[Excerpt from a dataset]
◆ ◆ ◆
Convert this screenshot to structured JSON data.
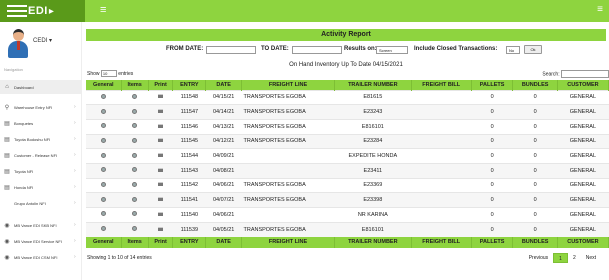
{
  "brand": {
    "name": "EDI",
    "arrow": "▸"
  },
  "header": {
    "menu_icon": "hamburger-icon",
    "right_icon": "≡"
  },
  "user": {
    "name": "CEDI ▾"
  },
  "nav": {
    "header": "Navigation",
    "items": [
      {
        "label": "Dashboard",
        "icon": "⌂"
      },
      {
        "label": "Warehouse Entry NFI",
        "icon": "⚲"
      },
      {
        "label": "Bonquetes",
        "icon": "▤"
      },
      {
        "label": "Toyota Bodoshu NFI",
        "icon": "▤"
      },
      {
        "label": "Customer - Release NFI",
        "icon": "▤"
      },
      {
        "label": "Toyota NFI",
        "icon": "▤"
      },
      {
        "label": "Honda NFI",
        "icon": "▤"
      },
      {
        "label": "Grupo Antolin NFI",
        "icon": ""
      },
      {
        "label": "MB Vance EDI SKB NFI",
        "icon": "◉"
      },
      {
        "label": "MB Vance EDI Service NFI",
        "icon": "◉"
      },
      {
        "label": "MB Vance EDI CSM NFI",
        "icon": "◉"
      }
    ]
  },
  "report": {
    "title": "Activity Report",
    "from_label": "FROM DATE:",
    "to_label": "TO DATE:",
    "results_label": "Results on:",
    "results_value": "Screen",
    "closed_label": "Include Closed Transactions:",
    "closed_value": "No",
    "ok_label": "Ok",
    "onhand": "On Hand Inventory Up To Date 04/15/2021",
    "show_label": "Show",
    "show_value": "10",
    "entries_label": "entries",
    "search_label": "Search:"
  },
  "table": {
    "columns": [
      "General",
      "Items",
      "Print",
      "ENTRY",
      "DATE",
      "FREIGHT LINE",
      "TRAILER NUMBER",
      "FREIGHT BILL",
      "PALLETS",
      "BUNDLES",
      "CUSTOMER"
    ],
    "rows": [
      [
        "111548",
        "04/15/21",
        "TRANSPORTES EGOBA",
        "E81615",
        "",
        "0",
        "0",
        "GENERAL"
      ],
      [
        "111547",
        "04/14/21",
        "TRANSPORTES EGOBA",
        "E23243",
        "",
        "0",
        "0",
        "GENERAL"
      ],
      [
        "111546",
        "04/13/21",
        "TRANSPORTES EGOBA",
        "E816101",
        "",
        "0",
        "0",
        "GENERAL"
      ],
      [
        "111545",
        "04/12/21",
        "TRANSPORTES EGOBA",
        "E23284",
        "",
        "0",
        "0",
        "GENERAL"
      ],
      [
        "111544",
        "04/09/21",
        "",
        "EXPEDITE HONDA",
        "",
        "0",
        "0",
        "GENERAL"
      ],
      [
        "111543",
        "04/08/21",
        "",
        "E23411",
        "",
        "0",
        "0",
        "GENERAL"
      ],
      [
        "111542",
        "04/06/21",
        "TRANSPORTES EGOBA",
        "E23369",
        "",
        "0",
        "0",
        "GENERAL"
      ],
      [
        "111541",
        "04/07/21",
        "TRANSPORTES EGOBA",
        "E23398",
        "",
        "0",
        "0",
        "GENERAL"
      ],
      [
        "111540",
        "04/06/21",
        "",
        "NR KARINA",
        "",
        "0",
        "0",
        "GENERAL"
      ],
      [
        "111539",
        "04/05/21",
        "TRANSPORTES EGOBA",
        "E816101",
        "",
        "0",
        "0",
        "GENERAL"
      ]
    ]
  },
  "footer": {
    "info": "Showing 1 to 10 of 14 entries",
    "previous": "Previous",
    "pages": [
      "1",
      "2"
    ],
    "next": "Next"
  }
}
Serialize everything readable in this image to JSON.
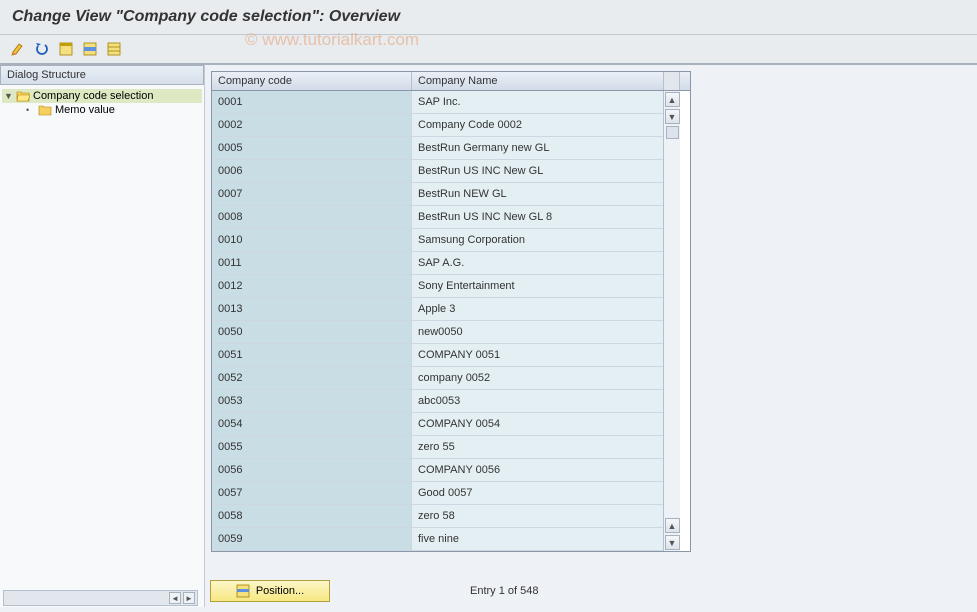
◆ ◆ ◆
Your task is to reproduce all of the material exactly. The pictures stay out.

— Final answer —
Convert this screenshot to structured JSON data.
{
  "brand": {
    "name": "EDI",
    "arrow": "▸"
  },
  "header": {
    "menu_icon": "hamburger-icon",
    "right_icon": "≡"
  },
  "user": {
    "name": "CEDI ▾"
  },
  "nav": {
    "header": "Navigation",
    "items": [
      {
        "label": "Dashboard",
        "icon": "⌂"
      },
      {
        "label": "Warehouse Entry NFI",
        "icon": "⚲"
      },
      {
        "label": "Bonquetes",
        "icon": "▤"
      },
      {
        "label": "Toyota Bodoshu NFI",
        "icon": "▤"
      },
      {
        "label": "Customer - Release NFI",
        "icon": "▤"
      },
      {
        "label": "Toyota NFI",
        "icon": "▤"
      },
      {
        "label": "Honda NFI",
        "icon": "▤"
      },
      {
        "label": "Grupo Antolin NFI",
        "icon": ""
      },
      {
        "label": "MB Vance EDI SKB NFI",
        "icon": "◉"
      },
      {
        "label": "MB Vance EDI Service NFI",
        "icon": "◉"
      },
      {
        "label": "MB Vance EDI CSM NFI",
        "icon": "◉"
      }
    ]
  },
  "report": {
    "title": "Activity Report",
    "from_label": "FROM DATE:",
    "to_label": "TO DATE:",
    "results_label": "Results on:",
    "results_value": "Screen",
    "closed_label": "Include Closed Transactions:",
    "closed_value": "No",
    "ok_label": "Ok",
    "onhand": "On Hand Inventory Up To Date 04/15/2021",
    "show_label": "Show",
    "show_value": "10",
    "entries_label": "entries",
    "search_label": "Search:"
  },
  "table": {
    "columns": [
      "General",
      "Items",
      "Print",
      "ENTRY",
      "DATE",
      "FREIGHT LINE",
      "TRAILER NUMBER",
      "FREIGHT BILL",
      "PALLETS",
      "BUNDLES",
      "CUSTOMER"
    ],
    "rows": [
      [
        "111548",
        "04/15/21",
        "TRANSPORTES EGOBA",
        "E81615",
        "",
        "0",
        "0",
        "GENERAL"
      ],
      [
        "111547",
        "04/14/21",
        "TRANSPORTES EGOBA",
        "E23243",
        "",
        "0",
        "0",
        "GENERAL"
      ],
      [
        "111546",
        "04/13/21",
        "TRANSPORTES EGOBA",
        "E816101",
        "",
        "0",
        "0",
        "GENERAL"
      ],
      [
        "111545",
        "04/12/21",
        "TRANSPORTES EGOBA",
        "E23284",
        "",
        "0",
        "0",
        "GENERAL"
      ],
      [
        "111544",
        "04/09/21",
        "",
        "EXPEDITE HONDA",
        "",
        "0",
        "0",
        "GENERAL"
      ],
      [
        "111543",
        "04/08/21",
        "",
        "E23411",
        "",
        "0",
        "0",
        "GENERAL"
      ],
      [
        "111542",
        "04/06/21",
        "TRANSPORTES EGOBA",
        "E23369",
        "",
        "0",
        "0",
        "GENERAL"
      ],
      [
        "111541",
        "04/07/21",
        "TRANSPORTES EGOBA",
        "E23398",
        "",
        "0",
        "0",
        "GENERAL"
      ],
      [
        "111540",
        "04/06/21",
        "",
        "NR KARINA",
        "",
        "0",
        "0",
        "GENERAL"
      ],
      [
        "111539",
        "04/05/21",
        "TRANSPORTES EGOBA",
        "E816101",
        "",
        "0",
        "0",
        "GENERAL"
      ]
    ]
  },
  "footer": {
    "info": "Showing 1 to 10 of 14 entries",
    "previous": "Previous",
    "pages": [
      "1",
      "2"
    ],
    "next": "Next"
  }
}
Serialize everything readable in this image to JSON.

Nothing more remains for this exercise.